■ **Region annotation records**:
## Start

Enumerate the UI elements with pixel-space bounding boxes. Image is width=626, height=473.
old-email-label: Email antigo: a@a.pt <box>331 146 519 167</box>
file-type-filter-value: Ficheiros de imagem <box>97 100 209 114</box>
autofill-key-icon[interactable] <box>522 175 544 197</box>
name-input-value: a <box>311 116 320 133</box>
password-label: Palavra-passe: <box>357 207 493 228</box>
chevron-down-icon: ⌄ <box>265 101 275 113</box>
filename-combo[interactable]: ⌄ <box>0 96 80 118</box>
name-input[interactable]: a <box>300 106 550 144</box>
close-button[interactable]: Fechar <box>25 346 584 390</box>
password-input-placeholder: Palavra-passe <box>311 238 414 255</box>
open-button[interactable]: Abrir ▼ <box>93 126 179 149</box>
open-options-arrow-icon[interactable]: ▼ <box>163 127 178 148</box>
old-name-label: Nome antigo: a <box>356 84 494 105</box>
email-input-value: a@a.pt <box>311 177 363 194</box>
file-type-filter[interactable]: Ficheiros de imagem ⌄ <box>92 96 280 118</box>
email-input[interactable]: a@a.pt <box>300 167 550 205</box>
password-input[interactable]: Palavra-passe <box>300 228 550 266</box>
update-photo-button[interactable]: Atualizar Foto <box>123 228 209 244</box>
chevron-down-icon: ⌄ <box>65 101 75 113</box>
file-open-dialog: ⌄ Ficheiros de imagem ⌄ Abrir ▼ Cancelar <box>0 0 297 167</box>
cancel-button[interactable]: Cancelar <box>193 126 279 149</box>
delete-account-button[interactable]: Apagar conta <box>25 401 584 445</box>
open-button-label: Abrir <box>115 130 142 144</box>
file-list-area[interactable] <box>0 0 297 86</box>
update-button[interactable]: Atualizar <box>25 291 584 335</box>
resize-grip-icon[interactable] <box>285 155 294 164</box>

## End

■ **Problem to solve**:
Copy the records again line for line, starting with the first line and stopping after the line that contains "update-button[interactable]: Atualizar <box>25".

■ **Completed exercise**:
Enumerate the UI elements with pixel-space bounding boxes. Image is width=626, height=473.
old-email-label: Email antigo: a@a.pt <box>331 146 519 167</box>
file-type-filter-value: Ficheiros de imagem <box>97 100 209 114</box>
autofill-key-icon[interactable] <box>522 175 544 197</box>
name-input-value: a <box>311 116 320 133</box>
password-label: Palavra-passe: <box>357 207 493 228</box>
chevron-down-icon: ⌄ <box>265 101 275 113</box>
filename-combo[interactable]: ⌄ <box>0 96 80 118</box>
name-input[interactable]: a <box>300 106 550 144</box>
close-button[interactable]: Fechar <box>25 346 584 390</box>
password-input-placeholder: Palavra-passe <box>311 238 414 255</box>
open-button[interactable]: Abrir ▼ <box>93 126 179 149</box>
open-options-arrow-icon[interactable]: ▼ <box>163 127 178 148</box>
old-name-label: Nome antigo: a <box>356 84 494 105</box>
email-input-value: a@a.pt <box>311 177 363 194</box>
file-type-filter[interactable]: Ficheiros de imagem ⌄ <box>92 96 280 118</box>
email-input[interactable]: a@a.pt <box>300 167 550 205</box>
password-input[interactable]: Palavra-passe <box>300 228 550 266</box>
update-photo-button[interactable]: Atualizar Foto <box>123 228 209 244</box>
chevron-down-icon: ⌄ <box>65 101 75 113</box>
file-open-dialog: ⌄ Ficheiros de imagem ⌄ Abrir ▼ Cancelar <box>0 0 297 167</box>
cancel-button[interactable]: Cancelar <box>193 126 279 149</box>
delete-account-button[interactable]: Apagar conta <box>25 401 584 445</box>
open-button-label: Abrir <box>115 130 142 144</box>
file-list-area[interactable] <box>0 0 297 86</box>
update-button[interactable]: Atualizar <box>25 291 584 335</box>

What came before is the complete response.